EXCERPT TO READ:
· · · · ·
Talipesmum · 11/01/2022 22:46

Love the elephant and the bad baby, Not Now Bernard, The Three Robbers, where the wild things are etc. Children’s books should be a bit weird and unsettling!

I was most disturbed by Outside Over There, but that’s probably because I only saw it for the first time as an adult. In the Night Kitchen is also really weird (but great). And “I Hate My Teddy Bear” is much weirder pictorially than it is in the text.

Older books - The Land of Green Ginger, and there’s another one I can’t quite remember - will have to come back to it!

minipie · 11/01/2022 22:47

Outside Over There was incredibly creepy. The ice baby the goblins leave… ugh.

nonevernotever · 11/01/2022 22:48

@Runningupthecurtains snap- I've never met anyone else who has read them either. I've also got The whistling boy, after Candlemas and a requiem for a princess as well as those two.
@stinkycheeseman No kiss for mother is fab. I'm so glad to hear they've reprinted it. [Off to see if I can buy some copies as presents].

Saisong · 11/01/2022 22:48

All these books are great. My kids loved Not Now Bernard, but we had another one by the same author called Tusk Tusk about warring black & white elephants that had guns on the end of their tusks. DH found it so distasteful that he effectively banned it!
· · · · ·
DATA:
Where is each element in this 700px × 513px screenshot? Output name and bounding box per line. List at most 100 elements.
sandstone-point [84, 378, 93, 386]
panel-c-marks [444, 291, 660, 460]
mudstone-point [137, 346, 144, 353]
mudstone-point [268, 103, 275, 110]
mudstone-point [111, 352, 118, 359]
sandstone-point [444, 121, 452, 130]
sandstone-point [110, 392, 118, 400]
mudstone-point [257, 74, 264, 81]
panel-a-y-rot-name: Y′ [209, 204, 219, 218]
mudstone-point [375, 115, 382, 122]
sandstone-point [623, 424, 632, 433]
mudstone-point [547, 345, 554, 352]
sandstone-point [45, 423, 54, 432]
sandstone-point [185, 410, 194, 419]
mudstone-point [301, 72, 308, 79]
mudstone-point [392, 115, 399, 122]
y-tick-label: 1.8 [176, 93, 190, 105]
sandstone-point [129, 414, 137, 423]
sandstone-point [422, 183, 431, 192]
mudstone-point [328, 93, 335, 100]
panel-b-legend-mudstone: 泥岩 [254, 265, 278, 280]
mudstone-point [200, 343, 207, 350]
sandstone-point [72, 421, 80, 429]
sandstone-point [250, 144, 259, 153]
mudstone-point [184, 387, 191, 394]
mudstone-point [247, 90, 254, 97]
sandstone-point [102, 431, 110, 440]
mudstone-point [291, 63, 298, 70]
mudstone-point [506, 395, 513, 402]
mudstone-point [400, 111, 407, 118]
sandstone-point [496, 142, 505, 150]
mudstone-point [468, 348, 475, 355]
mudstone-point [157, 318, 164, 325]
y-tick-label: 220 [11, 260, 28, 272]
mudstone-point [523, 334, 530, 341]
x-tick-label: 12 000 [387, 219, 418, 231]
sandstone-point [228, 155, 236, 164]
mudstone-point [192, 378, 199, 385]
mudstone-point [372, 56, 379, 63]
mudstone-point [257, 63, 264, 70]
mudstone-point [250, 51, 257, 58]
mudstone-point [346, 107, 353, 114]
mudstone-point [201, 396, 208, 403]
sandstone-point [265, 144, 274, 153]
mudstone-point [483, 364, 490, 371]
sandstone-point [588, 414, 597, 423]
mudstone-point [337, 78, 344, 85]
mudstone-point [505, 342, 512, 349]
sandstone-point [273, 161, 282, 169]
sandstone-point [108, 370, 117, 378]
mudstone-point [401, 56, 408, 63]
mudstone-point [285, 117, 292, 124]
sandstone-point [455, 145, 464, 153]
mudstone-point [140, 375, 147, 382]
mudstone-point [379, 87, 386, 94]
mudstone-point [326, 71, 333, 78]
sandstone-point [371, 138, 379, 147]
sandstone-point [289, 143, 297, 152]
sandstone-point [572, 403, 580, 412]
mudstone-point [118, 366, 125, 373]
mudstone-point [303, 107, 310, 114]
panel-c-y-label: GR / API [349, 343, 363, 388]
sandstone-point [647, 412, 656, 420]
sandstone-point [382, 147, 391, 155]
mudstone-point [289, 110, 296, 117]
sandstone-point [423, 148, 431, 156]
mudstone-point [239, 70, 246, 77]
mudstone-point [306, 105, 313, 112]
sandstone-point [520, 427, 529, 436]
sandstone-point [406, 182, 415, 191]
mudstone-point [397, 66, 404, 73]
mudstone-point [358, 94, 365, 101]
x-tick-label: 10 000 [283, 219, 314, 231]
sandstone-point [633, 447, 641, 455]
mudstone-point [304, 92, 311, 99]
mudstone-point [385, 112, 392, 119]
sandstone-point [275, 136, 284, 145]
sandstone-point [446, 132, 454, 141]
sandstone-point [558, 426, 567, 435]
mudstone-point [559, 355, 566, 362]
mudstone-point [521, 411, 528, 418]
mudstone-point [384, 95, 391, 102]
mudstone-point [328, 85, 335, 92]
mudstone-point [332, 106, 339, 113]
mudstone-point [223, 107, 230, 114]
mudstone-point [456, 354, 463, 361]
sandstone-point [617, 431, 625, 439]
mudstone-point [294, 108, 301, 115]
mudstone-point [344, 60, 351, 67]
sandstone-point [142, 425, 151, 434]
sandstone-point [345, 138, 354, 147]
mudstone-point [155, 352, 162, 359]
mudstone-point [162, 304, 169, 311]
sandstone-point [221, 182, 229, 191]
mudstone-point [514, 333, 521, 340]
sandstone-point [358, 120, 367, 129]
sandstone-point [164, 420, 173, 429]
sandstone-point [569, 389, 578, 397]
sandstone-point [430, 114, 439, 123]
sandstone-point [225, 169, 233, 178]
· · · · ·
In the forum thread, update the part that opens with "Love the elephant" and closes with "goblins leave… ugh." by changing "unsettling" to "strange". The entries were taken from a different source than the text.

SOLUTION:
Love the elephant and the bad baby, Not Now Bernard, The Three Robbers, where the wild things are etc. Children’s books should be a bit weird and strange!

I was most disturbed by Outside Over There, but that’s probably because I only saw it for the first time as an adult. In the Night Kitchen is also really weird (but great). And “I Hate My Teddy Bear” is much weirder pictorially than it is in the text.

Older books - The Land of Green Ginger, and there’s another one I can’t quite remember - will have to come back to it!

minipie · 11/01/2022 22:47

Outside Over There was incredibly creepy. The ice baby the goblins leave… ugh.